**Task to carry out:** Extract all lines in the data that contain the word "assessment".

•••••

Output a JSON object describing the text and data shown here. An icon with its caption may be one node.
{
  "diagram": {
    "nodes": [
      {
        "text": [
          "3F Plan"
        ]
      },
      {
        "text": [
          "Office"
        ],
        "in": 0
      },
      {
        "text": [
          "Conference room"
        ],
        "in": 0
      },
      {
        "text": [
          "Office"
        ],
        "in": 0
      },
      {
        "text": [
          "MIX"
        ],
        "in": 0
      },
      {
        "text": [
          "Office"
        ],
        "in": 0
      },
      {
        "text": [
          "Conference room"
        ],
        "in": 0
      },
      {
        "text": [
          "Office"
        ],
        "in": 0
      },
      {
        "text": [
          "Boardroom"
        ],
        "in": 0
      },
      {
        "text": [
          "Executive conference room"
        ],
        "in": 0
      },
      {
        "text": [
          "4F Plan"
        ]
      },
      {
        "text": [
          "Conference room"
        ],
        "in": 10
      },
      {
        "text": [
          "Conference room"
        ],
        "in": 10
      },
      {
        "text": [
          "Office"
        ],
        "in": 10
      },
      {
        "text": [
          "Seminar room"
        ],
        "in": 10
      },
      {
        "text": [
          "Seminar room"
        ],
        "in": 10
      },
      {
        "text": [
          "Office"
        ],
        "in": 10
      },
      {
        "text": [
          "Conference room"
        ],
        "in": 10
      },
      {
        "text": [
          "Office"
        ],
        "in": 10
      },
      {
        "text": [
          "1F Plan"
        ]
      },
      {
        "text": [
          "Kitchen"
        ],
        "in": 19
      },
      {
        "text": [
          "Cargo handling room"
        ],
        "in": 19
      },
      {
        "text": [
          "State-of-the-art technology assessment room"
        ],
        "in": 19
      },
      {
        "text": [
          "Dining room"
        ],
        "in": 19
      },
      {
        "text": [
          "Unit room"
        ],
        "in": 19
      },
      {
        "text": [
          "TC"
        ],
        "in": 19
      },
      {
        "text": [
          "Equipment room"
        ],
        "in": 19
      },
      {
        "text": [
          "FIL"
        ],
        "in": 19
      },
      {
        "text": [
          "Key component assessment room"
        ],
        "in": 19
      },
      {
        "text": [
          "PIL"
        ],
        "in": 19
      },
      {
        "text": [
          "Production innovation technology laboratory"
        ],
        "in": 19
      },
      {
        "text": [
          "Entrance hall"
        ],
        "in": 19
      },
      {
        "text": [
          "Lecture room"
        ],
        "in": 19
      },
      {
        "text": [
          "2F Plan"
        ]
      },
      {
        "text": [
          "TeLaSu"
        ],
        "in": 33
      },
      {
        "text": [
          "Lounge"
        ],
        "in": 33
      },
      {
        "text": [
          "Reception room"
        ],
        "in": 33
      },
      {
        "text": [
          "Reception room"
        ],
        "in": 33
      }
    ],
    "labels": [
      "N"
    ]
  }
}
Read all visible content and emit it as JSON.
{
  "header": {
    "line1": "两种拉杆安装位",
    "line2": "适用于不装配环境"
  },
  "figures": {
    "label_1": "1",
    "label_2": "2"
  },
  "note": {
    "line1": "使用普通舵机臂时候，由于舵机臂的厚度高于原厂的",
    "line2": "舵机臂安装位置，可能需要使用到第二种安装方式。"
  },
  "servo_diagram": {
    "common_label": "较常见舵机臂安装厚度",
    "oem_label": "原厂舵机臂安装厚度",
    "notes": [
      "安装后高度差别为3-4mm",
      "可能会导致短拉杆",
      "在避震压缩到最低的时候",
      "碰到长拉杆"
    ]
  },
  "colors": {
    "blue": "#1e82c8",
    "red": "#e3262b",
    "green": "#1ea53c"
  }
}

•••••

**The result:**
          "State-of-the-art technology assessment room"
          "Key component assessment room"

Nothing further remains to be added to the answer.